Records provided:
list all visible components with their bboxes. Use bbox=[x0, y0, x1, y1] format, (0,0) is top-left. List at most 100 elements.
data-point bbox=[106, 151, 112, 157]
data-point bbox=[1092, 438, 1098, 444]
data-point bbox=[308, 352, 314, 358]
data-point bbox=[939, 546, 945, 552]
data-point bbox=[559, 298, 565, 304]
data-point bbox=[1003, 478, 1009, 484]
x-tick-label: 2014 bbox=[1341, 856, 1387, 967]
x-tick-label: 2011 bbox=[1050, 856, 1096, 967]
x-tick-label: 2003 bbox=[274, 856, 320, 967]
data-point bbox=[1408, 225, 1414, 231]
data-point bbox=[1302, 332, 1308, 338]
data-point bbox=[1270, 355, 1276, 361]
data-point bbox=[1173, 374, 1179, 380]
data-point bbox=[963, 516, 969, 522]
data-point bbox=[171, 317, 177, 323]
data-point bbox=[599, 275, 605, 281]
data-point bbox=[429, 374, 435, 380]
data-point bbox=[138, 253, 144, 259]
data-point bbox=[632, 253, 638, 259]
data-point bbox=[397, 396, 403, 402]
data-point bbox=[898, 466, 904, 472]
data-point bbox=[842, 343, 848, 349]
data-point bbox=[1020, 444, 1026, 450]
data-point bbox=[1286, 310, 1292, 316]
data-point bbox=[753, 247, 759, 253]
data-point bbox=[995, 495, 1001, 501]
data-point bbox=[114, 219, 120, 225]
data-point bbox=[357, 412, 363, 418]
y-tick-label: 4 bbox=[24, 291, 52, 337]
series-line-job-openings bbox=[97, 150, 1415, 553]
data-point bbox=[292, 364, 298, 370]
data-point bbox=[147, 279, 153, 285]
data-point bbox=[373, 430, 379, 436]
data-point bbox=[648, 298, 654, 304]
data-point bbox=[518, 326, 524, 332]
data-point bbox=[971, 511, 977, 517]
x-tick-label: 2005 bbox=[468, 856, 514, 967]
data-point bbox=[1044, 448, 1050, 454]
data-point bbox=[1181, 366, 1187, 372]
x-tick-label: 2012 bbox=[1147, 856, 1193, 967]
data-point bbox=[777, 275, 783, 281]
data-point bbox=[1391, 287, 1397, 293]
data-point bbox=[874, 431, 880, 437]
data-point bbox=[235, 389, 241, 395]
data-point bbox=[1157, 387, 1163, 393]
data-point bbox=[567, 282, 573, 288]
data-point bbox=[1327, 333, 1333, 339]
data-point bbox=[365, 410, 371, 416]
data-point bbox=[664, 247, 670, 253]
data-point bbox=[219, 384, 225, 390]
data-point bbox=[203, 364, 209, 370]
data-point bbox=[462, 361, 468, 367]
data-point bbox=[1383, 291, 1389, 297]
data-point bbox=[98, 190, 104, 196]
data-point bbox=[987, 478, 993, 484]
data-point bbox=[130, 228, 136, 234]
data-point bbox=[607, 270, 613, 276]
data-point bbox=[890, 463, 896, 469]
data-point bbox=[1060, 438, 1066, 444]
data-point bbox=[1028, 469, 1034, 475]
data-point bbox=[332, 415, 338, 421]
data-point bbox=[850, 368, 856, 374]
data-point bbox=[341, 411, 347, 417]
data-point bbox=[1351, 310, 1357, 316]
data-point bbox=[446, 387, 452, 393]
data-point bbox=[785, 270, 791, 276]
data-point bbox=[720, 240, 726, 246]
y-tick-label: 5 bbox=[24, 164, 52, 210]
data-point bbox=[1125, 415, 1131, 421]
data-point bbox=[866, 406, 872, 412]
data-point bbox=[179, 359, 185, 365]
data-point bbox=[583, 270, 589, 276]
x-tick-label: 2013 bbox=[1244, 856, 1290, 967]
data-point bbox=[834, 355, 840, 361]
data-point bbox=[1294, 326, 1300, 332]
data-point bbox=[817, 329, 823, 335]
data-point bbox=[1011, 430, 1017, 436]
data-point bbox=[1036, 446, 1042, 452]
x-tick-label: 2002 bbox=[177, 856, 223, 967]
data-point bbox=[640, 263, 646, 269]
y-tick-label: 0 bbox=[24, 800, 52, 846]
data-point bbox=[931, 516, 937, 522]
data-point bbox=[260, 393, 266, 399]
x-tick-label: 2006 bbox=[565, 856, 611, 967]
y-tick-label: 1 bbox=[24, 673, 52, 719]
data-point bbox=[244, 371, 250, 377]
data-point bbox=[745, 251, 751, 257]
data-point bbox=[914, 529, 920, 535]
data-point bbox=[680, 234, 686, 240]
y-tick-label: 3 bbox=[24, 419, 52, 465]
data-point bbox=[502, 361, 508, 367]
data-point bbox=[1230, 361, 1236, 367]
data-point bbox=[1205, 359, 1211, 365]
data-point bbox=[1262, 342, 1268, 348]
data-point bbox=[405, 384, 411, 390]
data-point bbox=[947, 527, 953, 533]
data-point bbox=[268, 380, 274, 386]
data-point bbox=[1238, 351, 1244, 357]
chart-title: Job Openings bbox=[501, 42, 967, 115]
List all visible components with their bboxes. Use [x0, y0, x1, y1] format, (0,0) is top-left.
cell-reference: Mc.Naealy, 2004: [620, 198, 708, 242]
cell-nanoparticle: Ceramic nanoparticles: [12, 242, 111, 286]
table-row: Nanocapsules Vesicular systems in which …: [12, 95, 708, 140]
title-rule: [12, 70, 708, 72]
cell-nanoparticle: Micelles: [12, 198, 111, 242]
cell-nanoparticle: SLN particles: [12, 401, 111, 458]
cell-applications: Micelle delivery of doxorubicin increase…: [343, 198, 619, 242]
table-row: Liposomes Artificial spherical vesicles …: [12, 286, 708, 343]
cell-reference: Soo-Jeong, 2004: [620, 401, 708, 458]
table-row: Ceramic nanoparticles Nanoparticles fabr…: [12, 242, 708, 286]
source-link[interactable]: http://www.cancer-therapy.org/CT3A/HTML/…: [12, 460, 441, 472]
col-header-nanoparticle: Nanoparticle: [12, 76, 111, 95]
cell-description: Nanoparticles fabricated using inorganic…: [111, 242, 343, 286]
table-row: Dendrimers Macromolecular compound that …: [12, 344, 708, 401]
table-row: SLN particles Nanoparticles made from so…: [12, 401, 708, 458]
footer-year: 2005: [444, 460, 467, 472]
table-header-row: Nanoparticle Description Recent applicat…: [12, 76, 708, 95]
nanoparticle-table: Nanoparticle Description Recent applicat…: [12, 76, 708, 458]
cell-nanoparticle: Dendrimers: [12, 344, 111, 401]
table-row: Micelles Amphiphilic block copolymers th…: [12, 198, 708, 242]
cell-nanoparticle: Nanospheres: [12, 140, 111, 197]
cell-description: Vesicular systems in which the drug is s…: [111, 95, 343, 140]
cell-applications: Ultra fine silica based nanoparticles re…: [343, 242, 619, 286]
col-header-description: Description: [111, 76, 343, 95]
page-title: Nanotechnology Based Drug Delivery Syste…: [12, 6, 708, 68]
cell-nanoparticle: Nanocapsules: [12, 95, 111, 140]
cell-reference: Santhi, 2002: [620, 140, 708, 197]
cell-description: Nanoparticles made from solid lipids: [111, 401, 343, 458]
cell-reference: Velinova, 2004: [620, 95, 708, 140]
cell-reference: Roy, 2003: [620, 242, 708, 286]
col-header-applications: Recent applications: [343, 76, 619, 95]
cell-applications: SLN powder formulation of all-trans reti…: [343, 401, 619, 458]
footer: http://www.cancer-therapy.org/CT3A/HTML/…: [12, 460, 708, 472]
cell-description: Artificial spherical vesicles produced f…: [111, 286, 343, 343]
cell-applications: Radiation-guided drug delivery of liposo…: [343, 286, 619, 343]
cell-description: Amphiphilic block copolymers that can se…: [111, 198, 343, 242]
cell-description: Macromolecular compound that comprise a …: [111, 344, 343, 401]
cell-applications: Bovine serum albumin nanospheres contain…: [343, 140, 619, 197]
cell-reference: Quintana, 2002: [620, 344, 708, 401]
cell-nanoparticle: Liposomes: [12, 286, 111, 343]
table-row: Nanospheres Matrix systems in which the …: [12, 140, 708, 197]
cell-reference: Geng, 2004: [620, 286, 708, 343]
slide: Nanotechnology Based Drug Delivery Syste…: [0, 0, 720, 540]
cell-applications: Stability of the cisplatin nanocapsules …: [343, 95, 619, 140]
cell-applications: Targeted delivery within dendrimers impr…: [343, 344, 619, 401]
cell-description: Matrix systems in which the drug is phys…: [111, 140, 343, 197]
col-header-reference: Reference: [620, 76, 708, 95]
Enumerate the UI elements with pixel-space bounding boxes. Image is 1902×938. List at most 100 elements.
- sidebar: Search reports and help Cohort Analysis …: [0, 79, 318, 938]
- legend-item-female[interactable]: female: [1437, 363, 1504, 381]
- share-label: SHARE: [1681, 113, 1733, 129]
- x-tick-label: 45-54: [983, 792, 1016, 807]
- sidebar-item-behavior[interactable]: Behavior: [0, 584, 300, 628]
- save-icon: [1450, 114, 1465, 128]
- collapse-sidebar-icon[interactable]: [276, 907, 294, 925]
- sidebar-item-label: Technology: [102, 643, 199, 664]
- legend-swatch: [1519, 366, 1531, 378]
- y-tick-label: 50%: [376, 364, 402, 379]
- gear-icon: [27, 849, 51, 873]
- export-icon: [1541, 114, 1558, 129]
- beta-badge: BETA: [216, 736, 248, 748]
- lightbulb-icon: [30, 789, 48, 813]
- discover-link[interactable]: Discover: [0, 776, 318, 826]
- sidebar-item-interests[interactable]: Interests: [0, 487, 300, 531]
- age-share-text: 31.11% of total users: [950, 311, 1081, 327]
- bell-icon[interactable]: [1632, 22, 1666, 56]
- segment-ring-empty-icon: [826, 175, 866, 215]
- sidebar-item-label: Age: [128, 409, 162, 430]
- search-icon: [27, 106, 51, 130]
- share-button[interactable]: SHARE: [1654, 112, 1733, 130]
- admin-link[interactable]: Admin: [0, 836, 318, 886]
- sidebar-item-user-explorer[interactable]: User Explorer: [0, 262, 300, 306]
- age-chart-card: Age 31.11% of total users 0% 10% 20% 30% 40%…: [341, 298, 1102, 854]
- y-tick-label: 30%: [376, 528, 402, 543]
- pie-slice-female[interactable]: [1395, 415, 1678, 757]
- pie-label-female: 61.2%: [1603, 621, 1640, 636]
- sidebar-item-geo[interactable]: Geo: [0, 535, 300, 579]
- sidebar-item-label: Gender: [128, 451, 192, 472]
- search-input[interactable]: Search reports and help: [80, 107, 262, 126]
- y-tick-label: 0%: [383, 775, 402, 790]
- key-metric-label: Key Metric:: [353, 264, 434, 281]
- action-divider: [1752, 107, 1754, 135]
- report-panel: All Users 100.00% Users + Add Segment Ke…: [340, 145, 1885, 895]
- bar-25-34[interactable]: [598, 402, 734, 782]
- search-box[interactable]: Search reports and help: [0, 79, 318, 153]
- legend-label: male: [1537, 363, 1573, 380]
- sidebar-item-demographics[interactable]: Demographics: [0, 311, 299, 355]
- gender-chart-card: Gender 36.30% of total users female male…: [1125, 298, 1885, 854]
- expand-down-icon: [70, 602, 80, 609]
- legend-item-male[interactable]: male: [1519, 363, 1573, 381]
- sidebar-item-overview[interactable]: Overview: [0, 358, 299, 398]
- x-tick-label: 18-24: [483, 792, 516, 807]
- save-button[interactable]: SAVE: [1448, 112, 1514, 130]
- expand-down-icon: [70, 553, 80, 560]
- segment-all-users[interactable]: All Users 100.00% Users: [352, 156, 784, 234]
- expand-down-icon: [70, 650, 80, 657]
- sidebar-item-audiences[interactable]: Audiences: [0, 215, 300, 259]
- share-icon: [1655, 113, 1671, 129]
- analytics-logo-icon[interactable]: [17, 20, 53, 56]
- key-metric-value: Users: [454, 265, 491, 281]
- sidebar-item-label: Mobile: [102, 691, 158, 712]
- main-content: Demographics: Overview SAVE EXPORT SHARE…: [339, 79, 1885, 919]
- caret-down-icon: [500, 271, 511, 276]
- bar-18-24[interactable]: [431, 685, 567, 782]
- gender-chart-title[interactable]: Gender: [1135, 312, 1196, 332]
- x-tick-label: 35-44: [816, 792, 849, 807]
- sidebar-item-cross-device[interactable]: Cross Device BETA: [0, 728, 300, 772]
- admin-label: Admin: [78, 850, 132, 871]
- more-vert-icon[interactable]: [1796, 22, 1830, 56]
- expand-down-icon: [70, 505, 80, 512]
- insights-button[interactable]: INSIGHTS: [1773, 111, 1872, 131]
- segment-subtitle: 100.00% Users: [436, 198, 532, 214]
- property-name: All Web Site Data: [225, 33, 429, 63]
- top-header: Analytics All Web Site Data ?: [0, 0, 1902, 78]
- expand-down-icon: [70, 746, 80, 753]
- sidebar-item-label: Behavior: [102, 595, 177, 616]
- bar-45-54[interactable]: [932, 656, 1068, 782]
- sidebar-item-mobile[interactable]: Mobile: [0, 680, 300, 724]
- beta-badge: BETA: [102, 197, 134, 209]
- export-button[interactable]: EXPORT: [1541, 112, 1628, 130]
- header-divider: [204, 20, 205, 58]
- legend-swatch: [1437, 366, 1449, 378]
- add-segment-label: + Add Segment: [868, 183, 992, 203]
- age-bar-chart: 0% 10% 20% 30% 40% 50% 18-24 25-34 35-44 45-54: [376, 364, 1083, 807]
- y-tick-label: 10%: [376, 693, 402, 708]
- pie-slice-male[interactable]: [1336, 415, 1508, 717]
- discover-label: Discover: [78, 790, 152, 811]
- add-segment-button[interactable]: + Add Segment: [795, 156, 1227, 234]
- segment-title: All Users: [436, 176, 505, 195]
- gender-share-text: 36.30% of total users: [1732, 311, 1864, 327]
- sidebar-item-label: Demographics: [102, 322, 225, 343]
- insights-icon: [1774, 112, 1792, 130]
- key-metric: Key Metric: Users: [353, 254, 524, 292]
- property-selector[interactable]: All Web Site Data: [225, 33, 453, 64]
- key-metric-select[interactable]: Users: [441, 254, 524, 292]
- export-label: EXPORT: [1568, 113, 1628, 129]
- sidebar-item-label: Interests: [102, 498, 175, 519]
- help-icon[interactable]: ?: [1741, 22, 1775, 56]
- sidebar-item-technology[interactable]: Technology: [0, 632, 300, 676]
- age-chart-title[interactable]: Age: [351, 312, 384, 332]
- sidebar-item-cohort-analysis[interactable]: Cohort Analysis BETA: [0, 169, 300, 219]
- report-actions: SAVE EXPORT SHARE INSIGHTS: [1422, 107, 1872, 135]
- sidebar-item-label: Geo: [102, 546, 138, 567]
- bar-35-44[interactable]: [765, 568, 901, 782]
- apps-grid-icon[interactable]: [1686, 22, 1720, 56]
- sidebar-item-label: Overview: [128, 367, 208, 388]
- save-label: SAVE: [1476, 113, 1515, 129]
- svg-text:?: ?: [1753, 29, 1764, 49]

Aim of the exercise:
Reproduce the entries word for word, from the first line up to and including the line containing "data-point bbox=[1408, 225, 1414, 231]".

Full solution:
list all visible components with their bboxes. Use bbox=[x0, y0, x1, y1] format, (0,0) is top-left. List at most 100 elements.
data-point bbox=[106, 151, 112, 157]
data-point bbox=[1092, 438, 1098, 444]
data-point bbox=[308, 352, 314, 358]
data-point bbox=[939, 546, 945, 552]
data-point bbox=[559, 298, 565, 304]
data-point bbox=[1003, 478, 1009, 484]
x-tick-label: 2014 bbox=[1341, 856, 1387, 967]
x-tick-label: 2011 bbox=[1050, 856, 1096, 967]
x-tick-label: 2003 bbox=[274, 856, 320, 967]
data-point bbox=[1408, 225, 1414, 231]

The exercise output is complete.